### The task
Transcribe the listing exactly, leaving out every picture.

### Dataset records
▬▬▬
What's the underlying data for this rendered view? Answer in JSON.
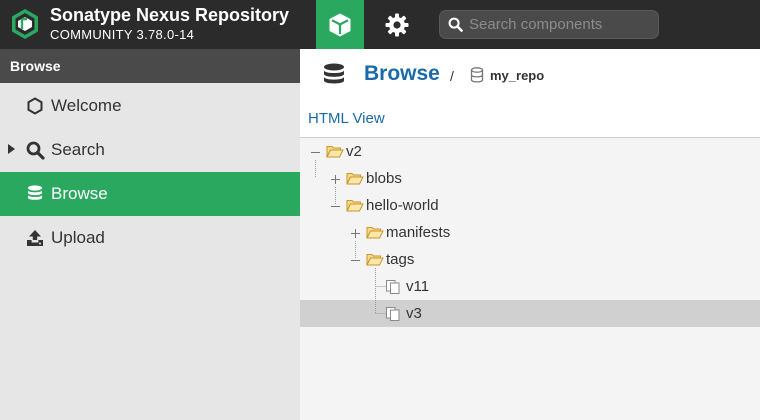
{
  "header": {
    "app_title": "Sonatype Nexus Repository",
    "app_version": "COMMUNITY 3.78.0-14",
    "search_placeholder": "Search components",
    "browse_mode_icon": "cube-icon",
    "admin_mode_icon": "gear-icon",
    "colors": {
      "bar": "#2b2b2b",
      "active": "#2aa860"
    }
  },
  "sidebar": {
    "header": "Browse",
    "items": [
      {
        "label": "Welcome",
        "icon": "hexagon-icon",
        "selected": false,
        "expandable": false
      },
      {
        "label": "Search",
        "icon": "search-icon",
        "selected": false,
        "expandable": true
      },
      {
        "label": "Browse",
        "icon": "database-icon",
        "selected": true,
        "expandable": false
      },
      {
        "label": "Upload",
        "icon": "upload-icon",
        "selected": false,
        "expandable": false
      }
    ]
  },
  "main": {
    "breadcrumb": {
      "title": "Browse",
      "separator": "/",
      "repo": "my_repo"
    },
    "html_view": "HTML View",
    "tree": [
      {
        "label": "v2",
        "type": "folder",
        "expanded": true
      },
      {
        "label": "blobs",
        "type": "folder",
        "expanded": false
      },
      {
        "label": "hello-world",
        "type": "folder",
        "expanded": true
      },
      {
        "label": "manifests",
        "type": "folder",
        "expanded": false
      },
      {
        "label": "tags",
        "type": "folder",
        "expanded": true
      },
      {
        "label": "v11",
        "type": "file"
      },
      {
        "label": "v3",
        "type": "file",
        "selected": true
      }
    ]
  }
}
▬▬▬
### Task answer
What's the underlying data for this rendered view? Answer in JSON.
{
  "header": {
    "app_title": "Sonatype Nexus Repository",
    "app_version": "COMMUNITY 3.78.0-14",
    "search_placeholder": "Search components",
    "browse_mode_icon": "cube-icon",
    "admin_mode_icon": "gear-icon",
    "colors": {
      "bar": "#2b2b2b",
      "active": "#2aa860"
    }
  },
  "sidebar": {
    "header": "Browse",
    "items": [
      {
        "label": "Welcome",
        "icon": "hexagon-icon",
        "selected": false,
        "expandable": false
      },
      {
        "label": "Search",
        "icon": "search-icon",
        "selected": false,
        "expandable": true
      },
      {
        "label": "Browse",
        "icon": "database-icon",
        "selected": true,
        "expandable": false
      },
      {
        "label": "Upload",
        "icon": "upload-icon",
        "selected": false,
        "expandable": false
      }
    ]
  },
  "main": {
    "breadcrumb": {
      "title": "Browse",
      "separator": "/",
      "repo": "my_repo"
    },
    "html_view": "HTML View",
    "tree": [
      {
        "label": "v2",
        "type": "folder",
        "expanded": true
      },
      {
        "label": "blobs",
        "type": "folder",
        "expanded": false
      },
      {
        "label": "hello-world",
        "type": "folder",
        "expanded": true
      },
      {
        "label": "manifests",
        "type": "folder",
        "expanded": false
      },
      {
        "label": "tags",
        "type": "folder",
        "expanded": true
      },
      {
        "label": "v11",
        "type": "file"
      },
      {
        "label": "v3",
        "type": "file",
        "selected": true
      }
    ]
  }
}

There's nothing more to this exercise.